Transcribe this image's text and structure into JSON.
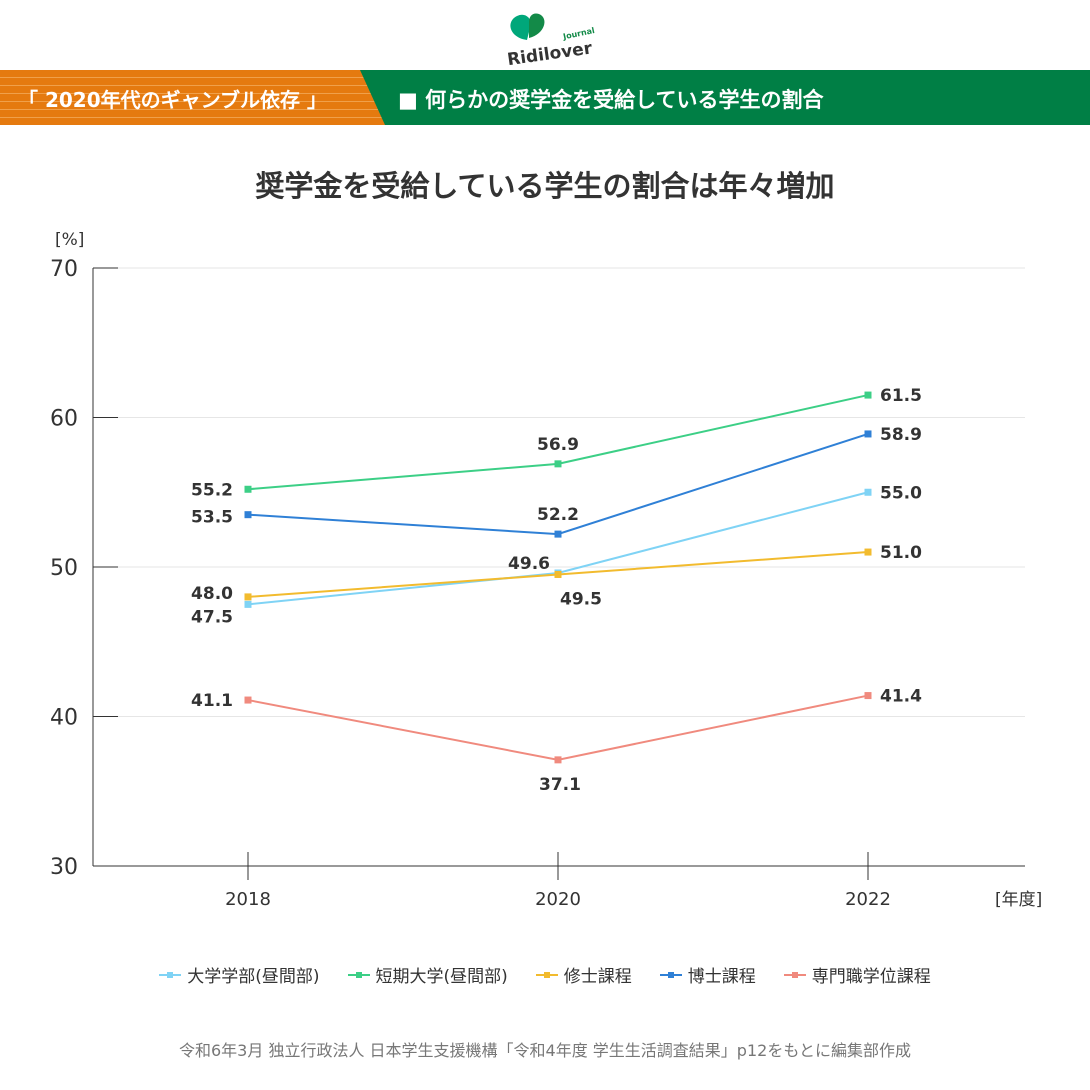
{
  "logo": {
    "brand": "Ridilover",
    "sub": "Journal"
  },
  "banner": {
    "series_label": "「 2020年代のギャンブル依存 」",
    "topic": "■ 何らかの奨学金を受給している学生の割合"
  },
  "chart_data": {
    "type": "line",
    "title": "奨学金を受給している学生の割合は年々増加",
    "ylabel": "[%]",
    "xlabel": "[年度]",
    "x": [
      "2018",
      "2020",
      "2022"
    ],
    "ylim": [
      30,
      70
    ],
    "yticks": [
      "30",
      "40",
      "50",
      "60",
      "70"
    ],
    "grid": true,
    "legend_placement": "bottom",
    "series": [
      {
        "name": "大学学部(昼間部)",
        "color": "#7fd3f5",
        "values": [
          47.5,
          49.6,
          55.0
        ],
        "labels": [
          "47.5",
          "49.6",
          "55.0"
        ]
      },
      {
        "name": "短期大学(昼間部)",
        "color": "#3ccf86",
        "values": [
          55.2,
          56.9,
          61.5
        ],
        "labels": [
          "55.2",
          "56.9",
          "61.5"
        ]
      },
      {
        "name": "修士課程",
        "color": "#f2bb2e",
        "values": [
          48.0,
          49.5,
          51.0
        ],
        "labels": [
          "48.0",
          "49.5",
          "51.0"
        ]
      },
      {
        "name": "博士課程",
        "color": "#2f80d6",
        "values": [
          53.5,
          52.2,
          58.9
        ],
        "labels": [
          "53.5",
          "52.2",
          "58.9"
        ]
      },
      {
        "name": "専門職学位課程",
        "color": "#f08a7e",
        "values": [
          41.1,
          37.1,
          41.4
        ],
        "labels": [
          "41.1",
          "37.1",
          "41.4"
        ]
      }
    ]
  },
  "source": "令和6年3月 独立行政法人 日本学生支援機構「令和4年度 学生生活調査結果」p12をもとに編集部作成"
}
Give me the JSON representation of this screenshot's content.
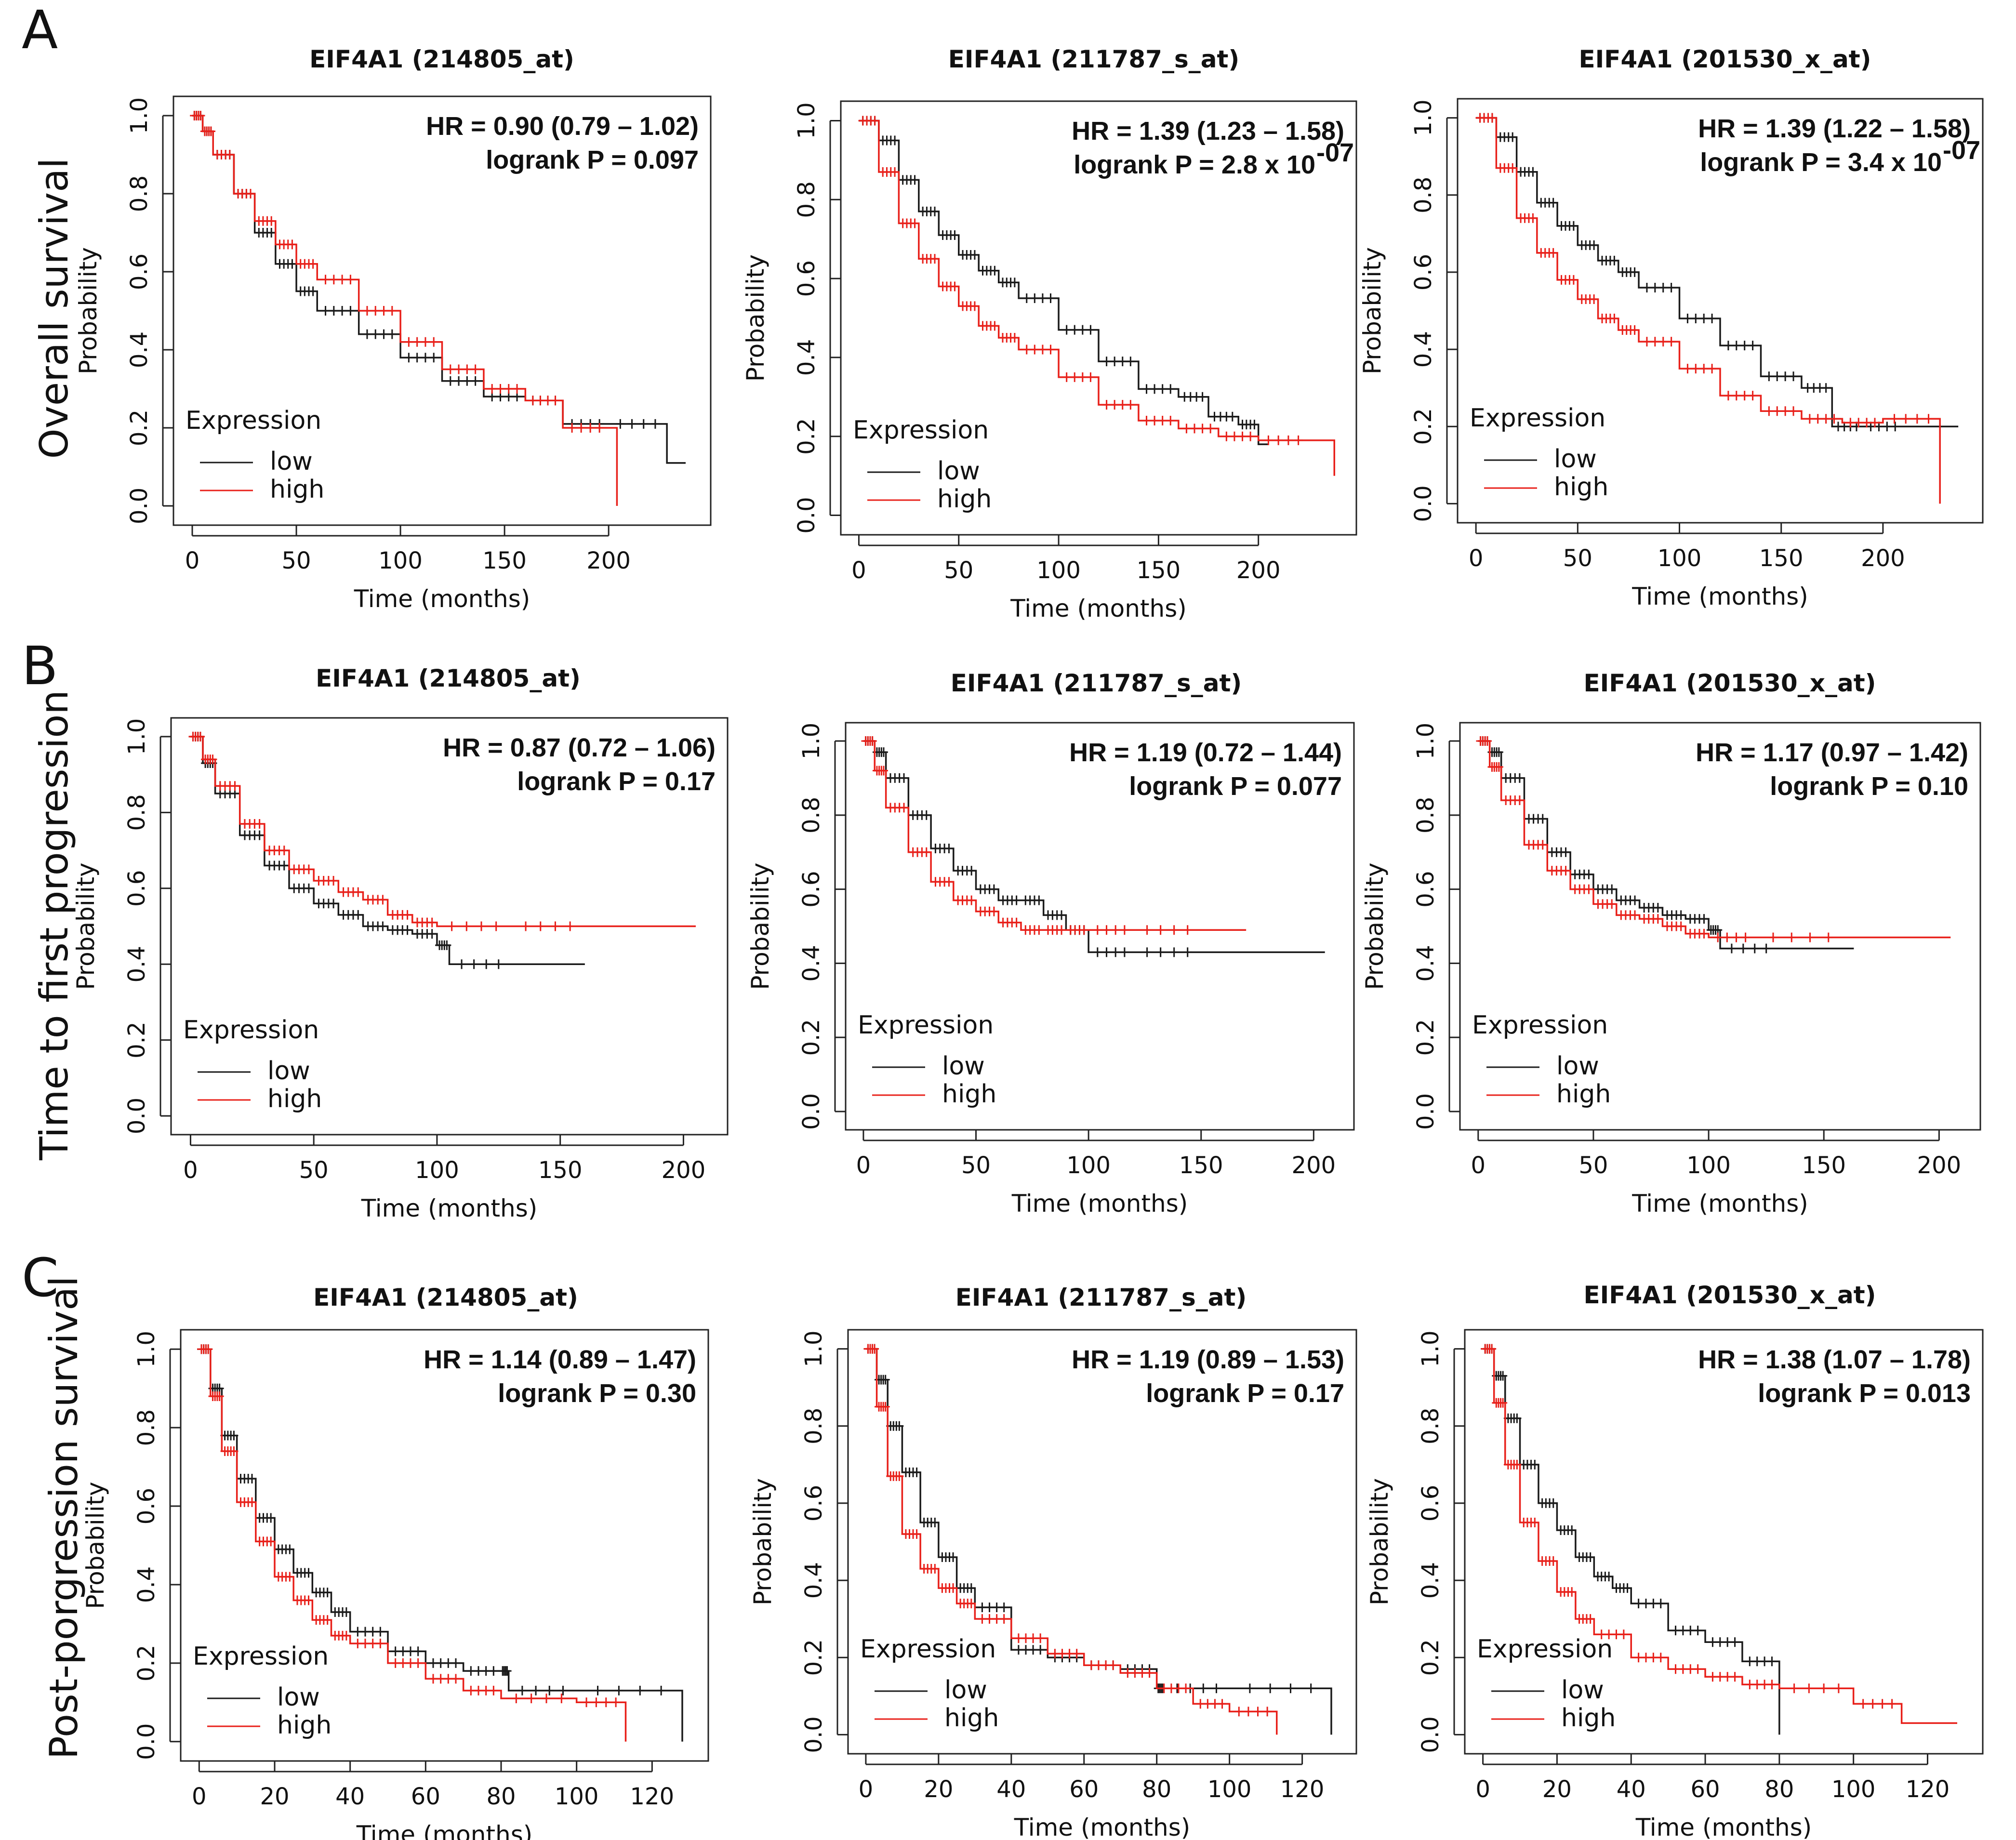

+ + + +

In the material above, find the lines that contain "JSON" and show them.

◆ **EXERCISE RESPONSE**
Transcribe this image's text and structure into JSON.
Give me the JSON representation of this screenshot's content.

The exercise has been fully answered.